══ EXTRACTED RECORDS

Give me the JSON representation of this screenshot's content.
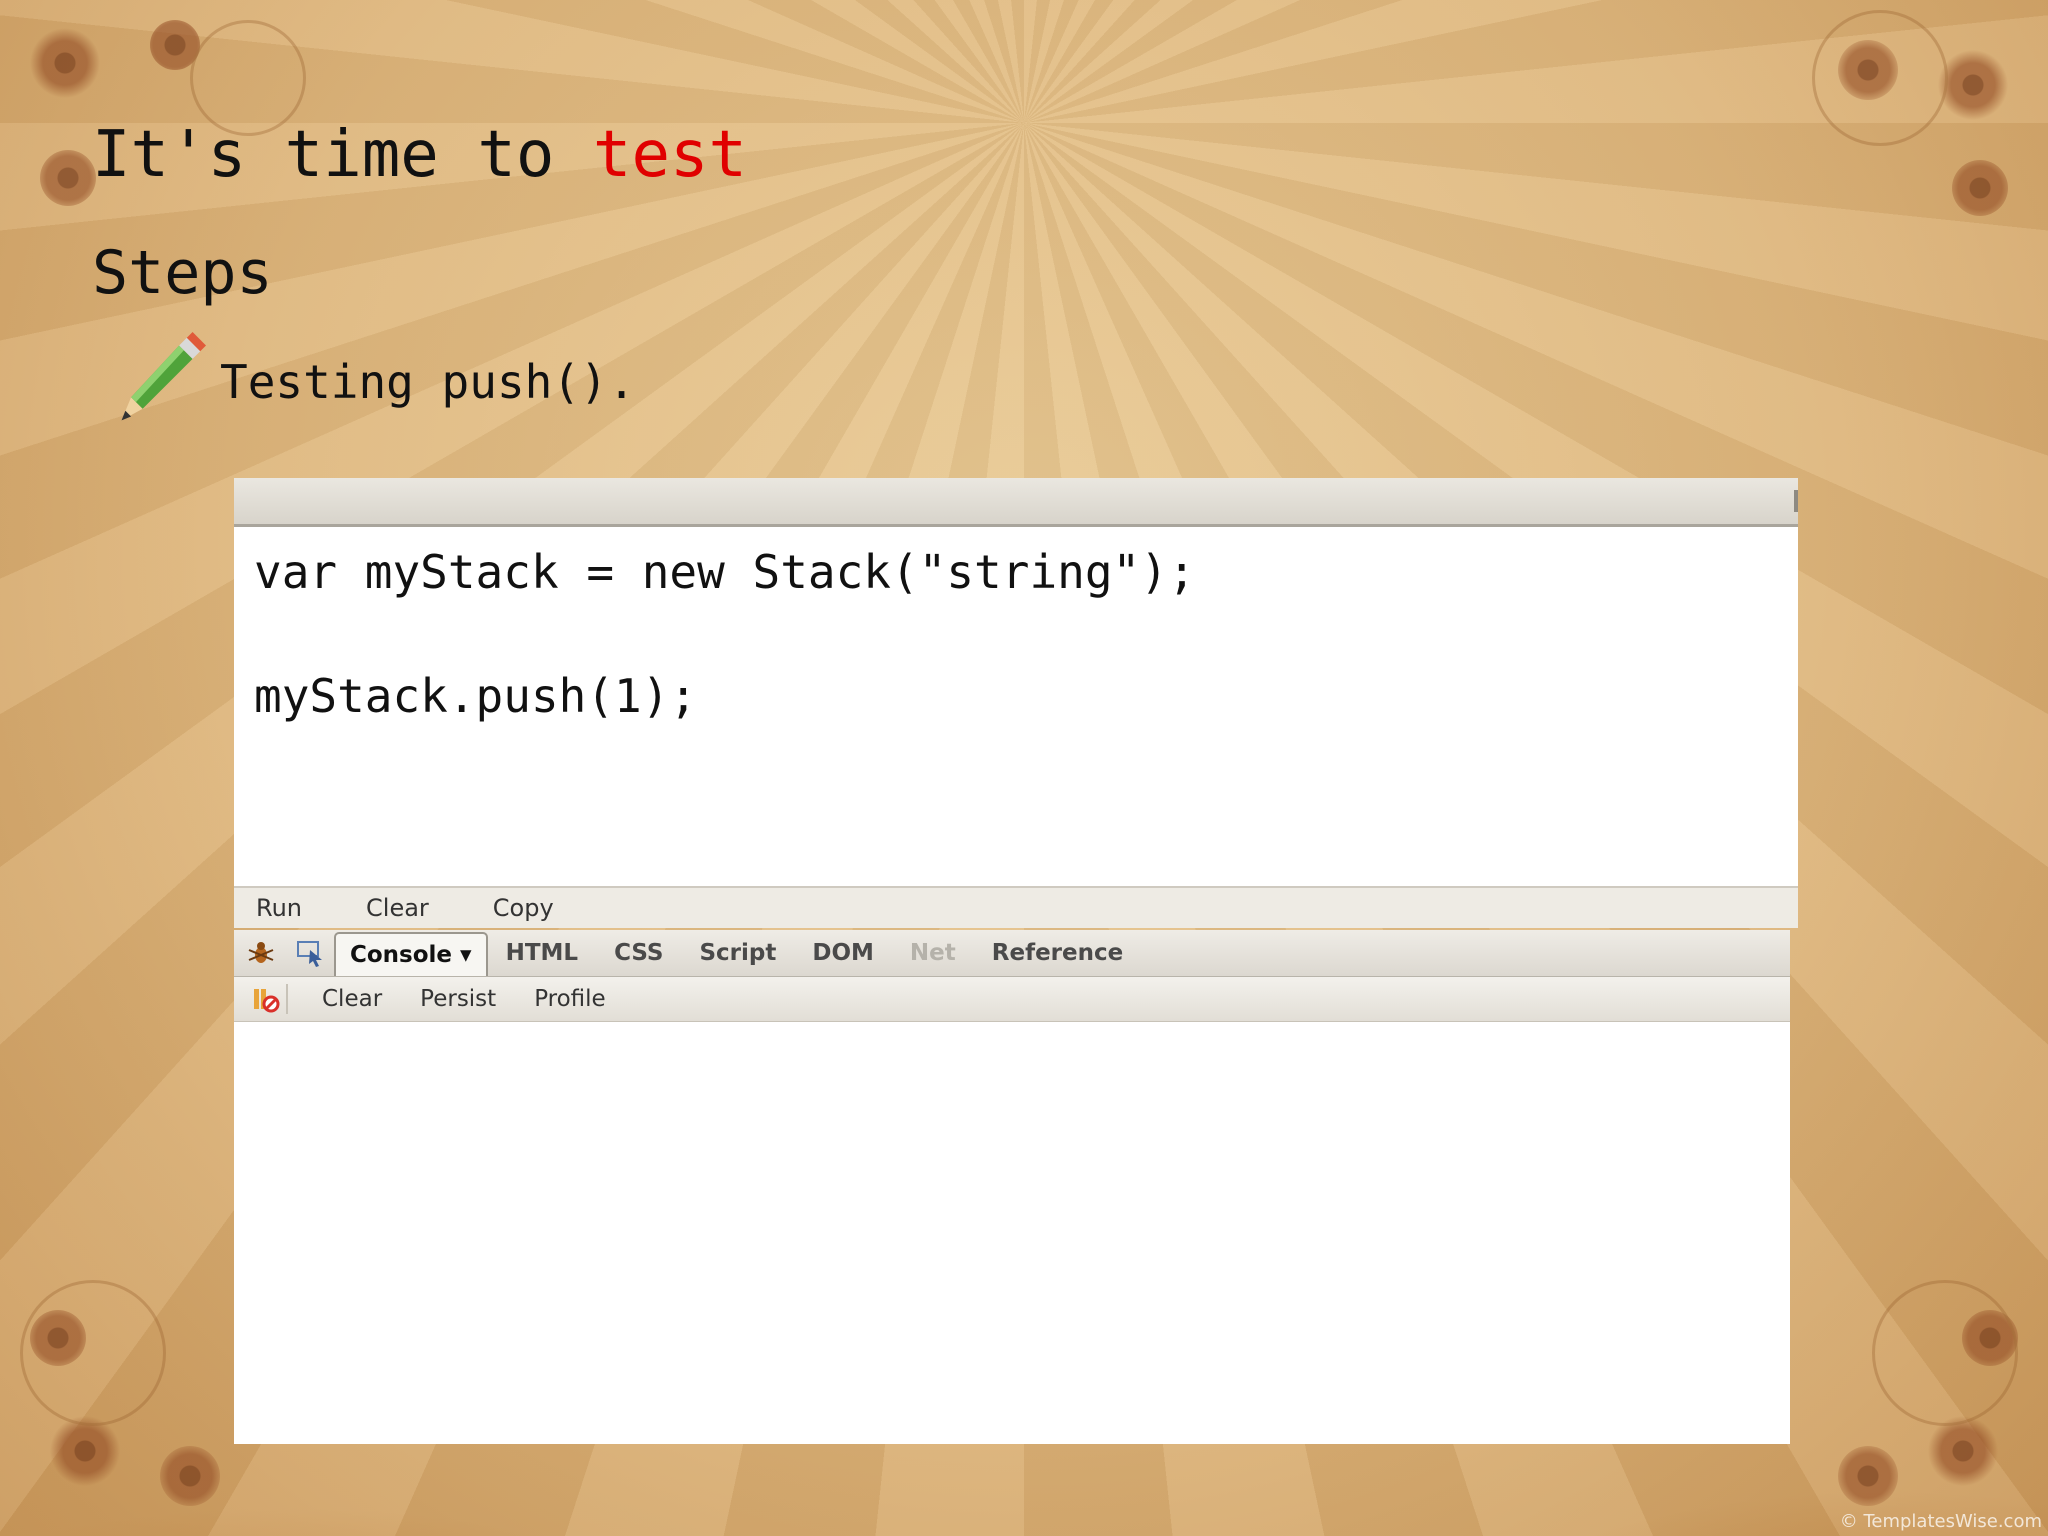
{
  "slide": {
    "title_prefix": "It's time to ",
    "title_accent": "test",
    "subtitle": "Steps",
    "bullet": "Testing push().",
    "accent_color": "#e00000",
    "bullet_icon": "pencil-icon"
  },
  "editor": {
    "code_lines": [
      "var myStack = new Stack(\"string\");",
      "",
      "myStack.push(1);"
    ],
    "actions": [
      "Run",
      "Clear",
      "Copy"
    ]
  },
  "firebug": {
    "tool_icons": [
      "firebug-bug-icon",
      "inspect-icon"
    ],
    "tabs": [
      "Console ▾",
      "HTML",
      "CSS",
      "Script",
      "DOM",
      "Net",
      "Reference"
    ],
    "active_tab": "Console",
    "disabled_tab": "Net",
    "sub_icon": "clear-console-icon",
    "sub_toolbar": [
      "Clear",
      "Persist",
      "Profile"
    ]
  },
  "watermark": "© TemplatesWise.com"
}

════

Omit the pictures and give the material again, exactly and in full.

Give me the JSON representation of this screenshot's content.
{
  "slide": {
    "title_prefix": "It's time to ",
    "title_accent": "test",
    "subtitle": "Steps",
    "bullet": "Testing push().",
    "accent_color": "#e00000",
    "bullet_icon": "pencil-icon"
  },
  "editor": {
    "code_lines": [
      "var myStack = new Stack(\"string\");",
      "",
      "myStack.push(1);"
    ],
    "actions": [
      "Run",
      "Clear",
      "Copy"
    ]
  },
  "firebug": {
    "tool_icons": [
      "firebug-bug-icon",
      "inspect-icon"
    ],
    "tabs": [
      "Console ▾",
      "HTML",
      "CSS",
      "Script",
      "DOM",
      "Net",
      "Reference"
    ],
    "active_tab": "Console",
    "disabled_tab": "Net",
    "sub_icon": "clear-console-icon",
    "sub_toolbar": [
      "Clear",
      "Persist",
      "Profile"
    ]
  },
  "watermark": "© TemplatesWise.com"
}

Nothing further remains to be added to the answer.